**** TEXT BLOCK

- Progress on former, not so much as to the latter
This is a very preliminary, nay, premature observation but the inkling from today’s posts at RedState, and over the last couple of weeks, gives us the impression that the virtually neverTrump publication has decided not to be so grudging or condescending towards Trump — even a little more defensive of him. Oh they have railed about proper conservative things and against the deep state but usually with a bit too much condescension towards Trump when he does the right thing. Yes we realize they have had a big shake-up. It was needed in our estimation as regards expressed demeanor at least. Consider this response to the shake-up from one of the “purged” in a rush to be published by the (no ulterior motive there) LA Times — bold our emphasis. It serves to pretty much explain the appropriateness of the “purge.”
For instance, I wrote that although I approve of Trump’s judicial appointments and elimination of regulations, his budgets are continuing to increase our national debt. I complained that he did not press hard enough for the repeal of Obamacare, which I believe increases premiums and reduces freedom. (V’pac – we have written as much but it is all about balance, selectivity and tone)I wrote that Trump is unfit to be president — morally, intellectually and temperamentally. I called him a cruel bully, a philanderer, a narcissist and someone prone to issuing rash and unwise statements. Why, even his supporters say that we should ignore the nonsense he taps out on Twitter every morning.
The publication now seems less scornful and full of itself towards Trump. The following link is to one of the articles that caused my inkling. By Alex Parker, it concentrates on a critique of the media without their previous obligatory bashing of Trump:
It really is a great critique of the media. We would add that the attitude Parker excoriates is imbued in most of news journalism including at the local level and even business and other house organ publications.

********
**** RECORDS

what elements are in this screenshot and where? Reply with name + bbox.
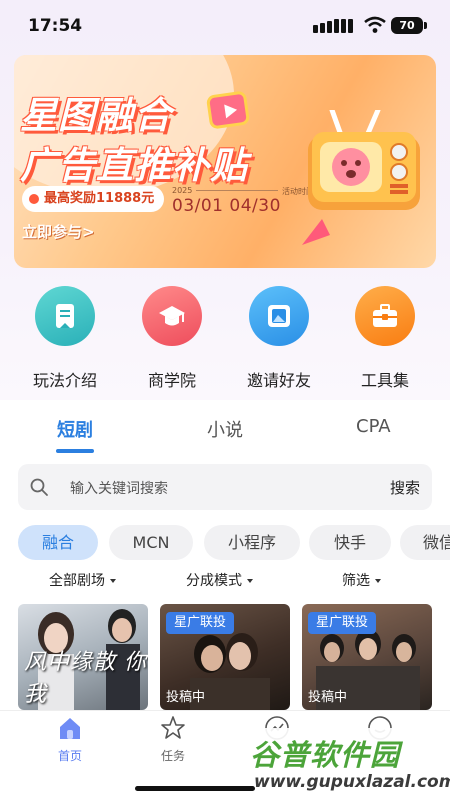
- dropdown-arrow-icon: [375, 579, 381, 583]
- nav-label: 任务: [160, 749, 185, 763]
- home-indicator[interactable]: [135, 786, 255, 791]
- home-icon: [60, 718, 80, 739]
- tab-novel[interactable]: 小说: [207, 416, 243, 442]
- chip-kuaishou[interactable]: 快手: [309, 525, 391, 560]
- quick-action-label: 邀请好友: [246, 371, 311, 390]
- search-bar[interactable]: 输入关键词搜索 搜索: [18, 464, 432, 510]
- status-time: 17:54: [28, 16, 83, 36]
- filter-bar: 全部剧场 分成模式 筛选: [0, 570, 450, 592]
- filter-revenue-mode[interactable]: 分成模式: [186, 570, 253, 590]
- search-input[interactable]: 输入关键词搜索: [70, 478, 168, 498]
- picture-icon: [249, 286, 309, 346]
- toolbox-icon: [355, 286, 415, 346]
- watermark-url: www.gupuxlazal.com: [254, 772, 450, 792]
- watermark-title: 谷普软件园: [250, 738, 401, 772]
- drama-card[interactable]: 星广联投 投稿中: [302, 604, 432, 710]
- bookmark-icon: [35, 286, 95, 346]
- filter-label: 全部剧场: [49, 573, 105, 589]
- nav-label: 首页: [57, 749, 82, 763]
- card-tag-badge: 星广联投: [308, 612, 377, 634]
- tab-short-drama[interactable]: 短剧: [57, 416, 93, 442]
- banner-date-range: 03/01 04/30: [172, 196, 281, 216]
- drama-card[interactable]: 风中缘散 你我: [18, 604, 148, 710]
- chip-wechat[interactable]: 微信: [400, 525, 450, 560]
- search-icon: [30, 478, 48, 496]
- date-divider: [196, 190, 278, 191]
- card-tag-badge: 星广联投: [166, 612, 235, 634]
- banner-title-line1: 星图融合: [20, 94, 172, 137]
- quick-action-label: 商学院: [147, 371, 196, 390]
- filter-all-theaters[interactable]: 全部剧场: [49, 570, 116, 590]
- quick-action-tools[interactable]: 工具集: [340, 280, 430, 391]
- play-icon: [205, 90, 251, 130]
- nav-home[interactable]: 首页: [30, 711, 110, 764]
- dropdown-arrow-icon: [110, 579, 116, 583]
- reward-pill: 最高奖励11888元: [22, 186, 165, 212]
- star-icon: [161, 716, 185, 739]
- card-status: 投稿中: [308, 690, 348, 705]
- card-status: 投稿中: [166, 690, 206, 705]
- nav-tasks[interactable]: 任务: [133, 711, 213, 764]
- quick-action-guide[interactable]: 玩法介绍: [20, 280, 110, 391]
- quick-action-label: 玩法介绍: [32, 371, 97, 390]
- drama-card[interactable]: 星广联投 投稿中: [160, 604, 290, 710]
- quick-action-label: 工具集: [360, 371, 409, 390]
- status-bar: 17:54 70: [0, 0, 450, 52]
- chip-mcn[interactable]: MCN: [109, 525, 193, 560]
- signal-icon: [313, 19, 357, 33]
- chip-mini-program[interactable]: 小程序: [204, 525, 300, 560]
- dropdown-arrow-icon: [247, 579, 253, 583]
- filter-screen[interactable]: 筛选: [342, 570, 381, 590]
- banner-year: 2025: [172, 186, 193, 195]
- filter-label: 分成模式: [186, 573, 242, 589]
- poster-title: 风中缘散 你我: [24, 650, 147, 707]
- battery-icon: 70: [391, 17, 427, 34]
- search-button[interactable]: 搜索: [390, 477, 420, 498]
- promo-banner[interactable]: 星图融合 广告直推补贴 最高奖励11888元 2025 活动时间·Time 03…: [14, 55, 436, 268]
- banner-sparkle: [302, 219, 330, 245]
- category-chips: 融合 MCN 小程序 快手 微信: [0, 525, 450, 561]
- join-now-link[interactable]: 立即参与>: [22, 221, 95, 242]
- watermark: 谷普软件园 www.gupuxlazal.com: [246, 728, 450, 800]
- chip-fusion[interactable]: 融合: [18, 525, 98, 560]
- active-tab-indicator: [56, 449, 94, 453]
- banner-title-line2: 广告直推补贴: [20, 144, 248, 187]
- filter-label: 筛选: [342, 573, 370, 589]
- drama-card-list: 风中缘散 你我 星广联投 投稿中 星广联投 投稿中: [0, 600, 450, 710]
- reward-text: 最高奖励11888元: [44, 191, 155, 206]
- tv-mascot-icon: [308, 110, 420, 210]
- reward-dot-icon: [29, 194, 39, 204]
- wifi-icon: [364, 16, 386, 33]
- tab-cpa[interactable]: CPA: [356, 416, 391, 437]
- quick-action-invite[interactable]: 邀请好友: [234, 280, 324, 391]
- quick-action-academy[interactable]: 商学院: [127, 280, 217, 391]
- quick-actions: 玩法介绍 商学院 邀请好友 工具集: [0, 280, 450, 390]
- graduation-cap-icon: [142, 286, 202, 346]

********
**** RECORDS

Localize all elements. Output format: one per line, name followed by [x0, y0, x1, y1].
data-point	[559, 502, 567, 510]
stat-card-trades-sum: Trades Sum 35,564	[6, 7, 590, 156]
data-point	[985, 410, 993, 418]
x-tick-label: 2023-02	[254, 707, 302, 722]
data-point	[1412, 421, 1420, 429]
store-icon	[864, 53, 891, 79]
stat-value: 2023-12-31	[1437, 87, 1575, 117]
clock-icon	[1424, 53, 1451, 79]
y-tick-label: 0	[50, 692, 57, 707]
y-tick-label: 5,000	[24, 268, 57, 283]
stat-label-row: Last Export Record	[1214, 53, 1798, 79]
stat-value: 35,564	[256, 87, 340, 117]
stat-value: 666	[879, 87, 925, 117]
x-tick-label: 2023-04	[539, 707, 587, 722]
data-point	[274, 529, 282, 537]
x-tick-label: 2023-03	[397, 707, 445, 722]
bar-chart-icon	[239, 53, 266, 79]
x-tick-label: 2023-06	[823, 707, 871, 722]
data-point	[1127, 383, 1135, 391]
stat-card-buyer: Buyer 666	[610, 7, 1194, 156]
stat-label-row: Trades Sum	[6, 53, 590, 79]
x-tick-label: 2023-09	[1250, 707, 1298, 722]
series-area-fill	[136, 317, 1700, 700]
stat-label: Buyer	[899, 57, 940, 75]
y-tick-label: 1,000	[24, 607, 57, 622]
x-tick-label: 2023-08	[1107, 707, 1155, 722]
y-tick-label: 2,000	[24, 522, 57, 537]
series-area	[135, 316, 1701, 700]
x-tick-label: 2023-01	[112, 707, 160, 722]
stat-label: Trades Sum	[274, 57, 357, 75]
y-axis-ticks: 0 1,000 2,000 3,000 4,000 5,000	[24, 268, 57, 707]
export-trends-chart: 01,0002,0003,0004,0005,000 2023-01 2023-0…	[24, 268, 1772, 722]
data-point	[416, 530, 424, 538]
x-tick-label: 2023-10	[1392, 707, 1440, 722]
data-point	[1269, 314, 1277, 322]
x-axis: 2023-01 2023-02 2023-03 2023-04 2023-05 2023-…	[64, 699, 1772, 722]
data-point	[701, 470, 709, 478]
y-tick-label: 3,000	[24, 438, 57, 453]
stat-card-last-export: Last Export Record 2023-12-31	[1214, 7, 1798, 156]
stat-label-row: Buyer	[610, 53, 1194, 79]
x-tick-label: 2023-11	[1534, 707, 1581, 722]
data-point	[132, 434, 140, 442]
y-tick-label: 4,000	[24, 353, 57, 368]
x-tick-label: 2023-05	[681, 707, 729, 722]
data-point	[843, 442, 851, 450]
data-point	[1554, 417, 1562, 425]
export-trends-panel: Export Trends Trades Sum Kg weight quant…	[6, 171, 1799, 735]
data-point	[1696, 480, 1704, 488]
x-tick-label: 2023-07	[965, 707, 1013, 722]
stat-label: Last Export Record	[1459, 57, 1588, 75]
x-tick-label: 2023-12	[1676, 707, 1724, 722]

********
**** RECORDS

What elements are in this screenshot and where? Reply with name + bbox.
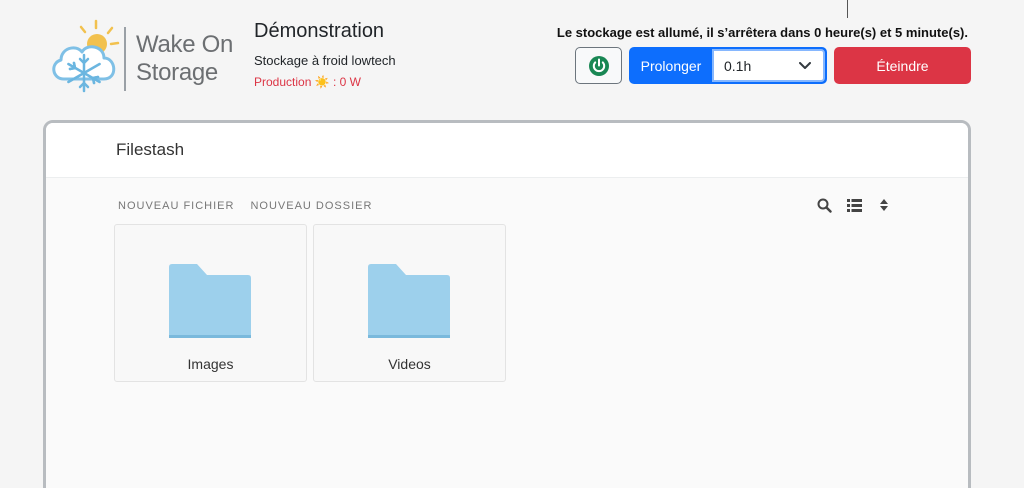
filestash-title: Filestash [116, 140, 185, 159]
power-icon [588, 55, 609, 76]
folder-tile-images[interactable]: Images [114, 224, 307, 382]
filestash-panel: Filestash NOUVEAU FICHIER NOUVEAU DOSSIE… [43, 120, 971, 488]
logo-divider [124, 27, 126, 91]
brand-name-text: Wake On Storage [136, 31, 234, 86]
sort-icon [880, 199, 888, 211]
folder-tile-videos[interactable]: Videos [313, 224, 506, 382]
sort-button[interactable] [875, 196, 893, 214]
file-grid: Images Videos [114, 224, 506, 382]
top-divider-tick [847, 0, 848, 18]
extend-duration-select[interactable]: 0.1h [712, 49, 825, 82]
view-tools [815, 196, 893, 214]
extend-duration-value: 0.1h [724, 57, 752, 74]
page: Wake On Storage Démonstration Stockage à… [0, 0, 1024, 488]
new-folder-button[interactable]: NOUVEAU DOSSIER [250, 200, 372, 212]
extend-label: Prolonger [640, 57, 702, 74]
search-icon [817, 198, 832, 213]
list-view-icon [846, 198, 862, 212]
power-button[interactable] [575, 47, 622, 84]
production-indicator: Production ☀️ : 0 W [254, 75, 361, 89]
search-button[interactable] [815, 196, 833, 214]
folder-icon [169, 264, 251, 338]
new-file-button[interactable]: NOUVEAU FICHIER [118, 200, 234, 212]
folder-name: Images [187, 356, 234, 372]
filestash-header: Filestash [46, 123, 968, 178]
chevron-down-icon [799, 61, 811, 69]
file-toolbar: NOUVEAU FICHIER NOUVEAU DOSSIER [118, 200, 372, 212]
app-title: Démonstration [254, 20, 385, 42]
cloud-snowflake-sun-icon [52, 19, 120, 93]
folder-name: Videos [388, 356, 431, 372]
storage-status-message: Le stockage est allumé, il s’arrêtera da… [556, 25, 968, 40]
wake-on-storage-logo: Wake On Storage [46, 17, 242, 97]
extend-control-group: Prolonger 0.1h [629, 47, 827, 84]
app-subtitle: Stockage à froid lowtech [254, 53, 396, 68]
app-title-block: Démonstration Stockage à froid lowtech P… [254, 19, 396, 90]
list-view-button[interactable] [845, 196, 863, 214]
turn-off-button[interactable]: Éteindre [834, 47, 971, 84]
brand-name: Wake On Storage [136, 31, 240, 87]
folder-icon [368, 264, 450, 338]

********

DIRECTIONS —
• a. In the post about RedState, which newspaper published the response from one of the "purged" writers?
• b. From the post about RedState, list each thing the quoted writer says they called Trump.
• c. Decide whether each statement agrees with the post about RedState, and quote the words that settle it. (i) The quoted writer approves of Trump's judicial appointments. (ii) The Alex Parker article includes the publication's usual criticism of Trump. (iii) The quoted writer says Trump pressed hard for the repeal of Obamacare.

SET OF ANSWERS —
• a. The LA Times.

• b. A cruel bully, a philanderer, a narcissist, and someone prone to issuing rash and unwise statements.

• c.
(i) Yes: "I approve of Trump’s judicial appointments and elimination of regulations"
(ii) No: "without their previous obligatory bashing of Trump"
(iii) No: "he did not press hard enough for the repeal of Obamacare"